=== Given task ===
Look below and pull out each line with the word "true".

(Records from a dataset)
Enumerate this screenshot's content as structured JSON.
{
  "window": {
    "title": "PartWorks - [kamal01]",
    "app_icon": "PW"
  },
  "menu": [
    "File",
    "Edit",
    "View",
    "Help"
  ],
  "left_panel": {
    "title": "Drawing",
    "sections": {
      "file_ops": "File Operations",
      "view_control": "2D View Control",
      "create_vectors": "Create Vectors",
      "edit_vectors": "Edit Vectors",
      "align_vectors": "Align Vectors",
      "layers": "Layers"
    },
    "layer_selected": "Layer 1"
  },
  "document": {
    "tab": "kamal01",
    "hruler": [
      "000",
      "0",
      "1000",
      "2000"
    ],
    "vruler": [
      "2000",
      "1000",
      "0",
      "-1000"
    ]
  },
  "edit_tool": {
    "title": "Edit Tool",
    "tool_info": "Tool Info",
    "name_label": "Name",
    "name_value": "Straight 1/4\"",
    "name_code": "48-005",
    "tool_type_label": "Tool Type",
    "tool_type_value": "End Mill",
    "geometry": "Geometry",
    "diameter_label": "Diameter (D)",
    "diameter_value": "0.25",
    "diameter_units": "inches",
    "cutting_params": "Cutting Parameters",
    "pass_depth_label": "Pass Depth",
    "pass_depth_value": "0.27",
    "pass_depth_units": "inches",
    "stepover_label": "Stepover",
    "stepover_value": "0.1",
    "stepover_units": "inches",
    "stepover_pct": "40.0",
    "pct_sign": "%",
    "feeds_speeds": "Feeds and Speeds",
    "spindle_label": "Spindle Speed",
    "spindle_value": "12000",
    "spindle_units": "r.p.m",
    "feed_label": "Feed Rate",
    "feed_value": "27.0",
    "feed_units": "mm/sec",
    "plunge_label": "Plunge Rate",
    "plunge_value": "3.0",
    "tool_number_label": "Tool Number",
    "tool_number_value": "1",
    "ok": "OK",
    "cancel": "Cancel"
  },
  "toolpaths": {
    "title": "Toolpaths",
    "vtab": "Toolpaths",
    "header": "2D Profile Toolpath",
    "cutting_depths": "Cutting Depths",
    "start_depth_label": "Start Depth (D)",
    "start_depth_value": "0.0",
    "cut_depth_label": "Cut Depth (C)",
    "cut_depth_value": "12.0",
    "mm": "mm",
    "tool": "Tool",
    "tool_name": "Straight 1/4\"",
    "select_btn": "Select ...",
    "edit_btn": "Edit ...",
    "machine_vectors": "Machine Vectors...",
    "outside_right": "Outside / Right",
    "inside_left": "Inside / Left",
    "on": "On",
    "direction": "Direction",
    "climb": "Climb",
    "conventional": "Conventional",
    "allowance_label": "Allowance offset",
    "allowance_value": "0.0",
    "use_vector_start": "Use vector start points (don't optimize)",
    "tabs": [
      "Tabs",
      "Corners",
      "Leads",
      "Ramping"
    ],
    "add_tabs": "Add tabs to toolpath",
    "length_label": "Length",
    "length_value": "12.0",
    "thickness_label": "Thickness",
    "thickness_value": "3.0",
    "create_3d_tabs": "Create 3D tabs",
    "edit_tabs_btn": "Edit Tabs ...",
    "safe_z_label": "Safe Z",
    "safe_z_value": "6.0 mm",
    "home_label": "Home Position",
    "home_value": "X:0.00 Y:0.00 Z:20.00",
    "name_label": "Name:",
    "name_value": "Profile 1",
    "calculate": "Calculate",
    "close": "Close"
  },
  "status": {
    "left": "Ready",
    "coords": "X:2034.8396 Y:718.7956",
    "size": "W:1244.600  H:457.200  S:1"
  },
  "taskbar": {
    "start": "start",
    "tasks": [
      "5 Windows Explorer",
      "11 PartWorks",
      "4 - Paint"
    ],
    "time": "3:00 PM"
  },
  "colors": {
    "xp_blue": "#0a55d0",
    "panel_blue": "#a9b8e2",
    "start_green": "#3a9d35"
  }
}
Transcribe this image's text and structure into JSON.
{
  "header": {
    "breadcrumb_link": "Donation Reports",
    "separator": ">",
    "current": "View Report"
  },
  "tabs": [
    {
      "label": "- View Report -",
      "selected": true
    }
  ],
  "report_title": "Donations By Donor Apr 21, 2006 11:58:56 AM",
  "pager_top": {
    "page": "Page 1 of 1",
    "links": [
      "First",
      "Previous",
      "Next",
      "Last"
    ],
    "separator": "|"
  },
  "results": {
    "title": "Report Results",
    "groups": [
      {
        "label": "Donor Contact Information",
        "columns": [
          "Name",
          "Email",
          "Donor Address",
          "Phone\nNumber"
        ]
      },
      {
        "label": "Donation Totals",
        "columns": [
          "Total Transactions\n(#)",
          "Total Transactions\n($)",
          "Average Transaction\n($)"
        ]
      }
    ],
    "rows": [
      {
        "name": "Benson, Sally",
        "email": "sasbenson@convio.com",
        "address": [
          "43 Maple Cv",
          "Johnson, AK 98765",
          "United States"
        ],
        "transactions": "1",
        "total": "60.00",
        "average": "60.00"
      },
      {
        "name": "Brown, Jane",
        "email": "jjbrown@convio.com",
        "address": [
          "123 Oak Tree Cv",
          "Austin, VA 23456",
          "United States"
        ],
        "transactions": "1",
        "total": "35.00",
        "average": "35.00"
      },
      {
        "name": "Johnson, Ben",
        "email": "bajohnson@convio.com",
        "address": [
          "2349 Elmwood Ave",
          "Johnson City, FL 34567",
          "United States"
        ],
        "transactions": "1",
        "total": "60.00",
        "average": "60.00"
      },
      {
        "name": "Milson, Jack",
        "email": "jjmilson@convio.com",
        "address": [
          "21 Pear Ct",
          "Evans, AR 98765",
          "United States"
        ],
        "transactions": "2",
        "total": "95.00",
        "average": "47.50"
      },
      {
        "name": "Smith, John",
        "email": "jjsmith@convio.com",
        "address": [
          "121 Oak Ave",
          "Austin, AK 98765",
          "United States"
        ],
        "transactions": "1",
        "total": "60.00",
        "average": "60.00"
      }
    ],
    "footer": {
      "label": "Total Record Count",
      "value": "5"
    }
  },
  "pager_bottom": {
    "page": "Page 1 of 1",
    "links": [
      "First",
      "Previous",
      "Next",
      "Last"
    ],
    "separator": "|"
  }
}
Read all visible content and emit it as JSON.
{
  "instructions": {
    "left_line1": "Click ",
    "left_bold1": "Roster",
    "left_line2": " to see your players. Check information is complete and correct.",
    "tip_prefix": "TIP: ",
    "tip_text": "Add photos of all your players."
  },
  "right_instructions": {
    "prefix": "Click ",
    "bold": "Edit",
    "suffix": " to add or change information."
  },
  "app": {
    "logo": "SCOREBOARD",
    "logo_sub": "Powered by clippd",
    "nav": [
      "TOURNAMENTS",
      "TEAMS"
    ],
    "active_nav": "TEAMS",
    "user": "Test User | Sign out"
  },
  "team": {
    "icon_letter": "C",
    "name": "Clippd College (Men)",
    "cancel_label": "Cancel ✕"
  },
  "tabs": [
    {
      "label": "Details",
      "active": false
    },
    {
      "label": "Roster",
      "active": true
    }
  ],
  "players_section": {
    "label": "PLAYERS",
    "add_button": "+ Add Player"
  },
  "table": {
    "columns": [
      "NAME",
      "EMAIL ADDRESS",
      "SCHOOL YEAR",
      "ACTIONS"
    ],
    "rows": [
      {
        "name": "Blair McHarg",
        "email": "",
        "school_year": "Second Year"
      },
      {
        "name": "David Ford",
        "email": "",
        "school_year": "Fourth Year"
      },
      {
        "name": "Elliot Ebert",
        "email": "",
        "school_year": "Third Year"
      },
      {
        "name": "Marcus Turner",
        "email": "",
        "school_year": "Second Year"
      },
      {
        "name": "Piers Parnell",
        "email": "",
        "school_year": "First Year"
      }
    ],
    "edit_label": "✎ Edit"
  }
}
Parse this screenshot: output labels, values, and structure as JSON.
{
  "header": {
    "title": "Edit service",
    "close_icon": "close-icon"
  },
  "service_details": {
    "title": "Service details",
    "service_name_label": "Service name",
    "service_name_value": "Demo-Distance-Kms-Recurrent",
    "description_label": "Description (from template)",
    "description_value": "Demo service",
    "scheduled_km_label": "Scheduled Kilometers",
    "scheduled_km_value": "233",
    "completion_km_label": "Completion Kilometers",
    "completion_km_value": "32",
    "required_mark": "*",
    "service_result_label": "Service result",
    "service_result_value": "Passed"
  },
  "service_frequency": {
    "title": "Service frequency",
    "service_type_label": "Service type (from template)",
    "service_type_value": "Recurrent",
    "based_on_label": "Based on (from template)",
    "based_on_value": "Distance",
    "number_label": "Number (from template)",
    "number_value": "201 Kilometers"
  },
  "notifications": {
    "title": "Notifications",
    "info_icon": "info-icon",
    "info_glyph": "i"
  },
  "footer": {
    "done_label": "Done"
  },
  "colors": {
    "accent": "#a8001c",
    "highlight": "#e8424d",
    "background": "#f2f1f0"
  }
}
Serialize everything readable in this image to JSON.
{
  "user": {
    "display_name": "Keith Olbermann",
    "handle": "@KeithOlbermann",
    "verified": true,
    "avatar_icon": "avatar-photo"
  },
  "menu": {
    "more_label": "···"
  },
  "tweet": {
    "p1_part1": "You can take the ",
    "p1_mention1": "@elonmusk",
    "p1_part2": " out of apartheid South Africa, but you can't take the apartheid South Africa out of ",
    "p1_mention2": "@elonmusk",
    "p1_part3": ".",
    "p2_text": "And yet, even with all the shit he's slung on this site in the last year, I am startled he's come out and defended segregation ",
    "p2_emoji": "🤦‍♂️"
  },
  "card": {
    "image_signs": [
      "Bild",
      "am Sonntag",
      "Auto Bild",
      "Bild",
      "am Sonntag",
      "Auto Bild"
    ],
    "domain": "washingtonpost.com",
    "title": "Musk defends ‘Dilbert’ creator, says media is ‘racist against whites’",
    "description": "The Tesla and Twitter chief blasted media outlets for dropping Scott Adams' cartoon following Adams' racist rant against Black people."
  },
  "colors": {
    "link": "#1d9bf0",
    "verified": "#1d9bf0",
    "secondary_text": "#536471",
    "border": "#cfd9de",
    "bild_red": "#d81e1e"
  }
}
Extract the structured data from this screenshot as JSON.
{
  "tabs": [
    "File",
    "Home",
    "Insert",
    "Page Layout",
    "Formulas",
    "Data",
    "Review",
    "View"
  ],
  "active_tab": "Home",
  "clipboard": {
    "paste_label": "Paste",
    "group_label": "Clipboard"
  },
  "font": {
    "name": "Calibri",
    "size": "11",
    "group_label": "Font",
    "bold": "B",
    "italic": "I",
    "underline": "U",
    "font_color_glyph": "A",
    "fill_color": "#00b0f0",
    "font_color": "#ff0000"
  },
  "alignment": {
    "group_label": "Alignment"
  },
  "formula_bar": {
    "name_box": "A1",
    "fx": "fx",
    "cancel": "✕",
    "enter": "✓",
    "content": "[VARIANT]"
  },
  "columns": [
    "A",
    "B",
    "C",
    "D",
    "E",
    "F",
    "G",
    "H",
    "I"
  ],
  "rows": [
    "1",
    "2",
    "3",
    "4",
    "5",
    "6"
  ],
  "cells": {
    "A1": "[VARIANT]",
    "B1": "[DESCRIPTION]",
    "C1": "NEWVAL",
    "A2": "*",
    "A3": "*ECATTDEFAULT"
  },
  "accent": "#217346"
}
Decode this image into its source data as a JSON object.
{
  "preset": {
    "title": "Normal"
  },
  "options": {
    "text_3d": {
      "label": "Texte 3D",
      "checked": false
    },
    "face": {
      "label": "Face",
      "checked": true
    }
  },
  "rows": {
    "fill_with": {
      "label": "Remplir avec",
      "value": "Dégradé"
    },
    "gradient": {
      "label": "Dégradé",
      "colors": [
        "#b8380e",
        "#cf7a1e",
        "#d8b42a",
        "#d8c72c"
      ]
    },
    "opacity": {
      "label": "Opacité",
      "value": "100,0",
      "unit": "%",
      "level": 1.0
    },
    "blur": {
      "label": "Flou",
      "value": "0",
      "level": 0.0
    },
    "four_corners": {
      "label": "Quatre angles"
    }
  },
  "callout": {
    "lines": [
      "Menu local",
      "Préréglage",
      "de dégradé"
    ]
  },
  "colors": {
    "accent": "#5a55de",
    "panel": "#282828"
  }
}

=== Output ===
      "selected": true
      "active": true
    "verified": true,
      "checked": true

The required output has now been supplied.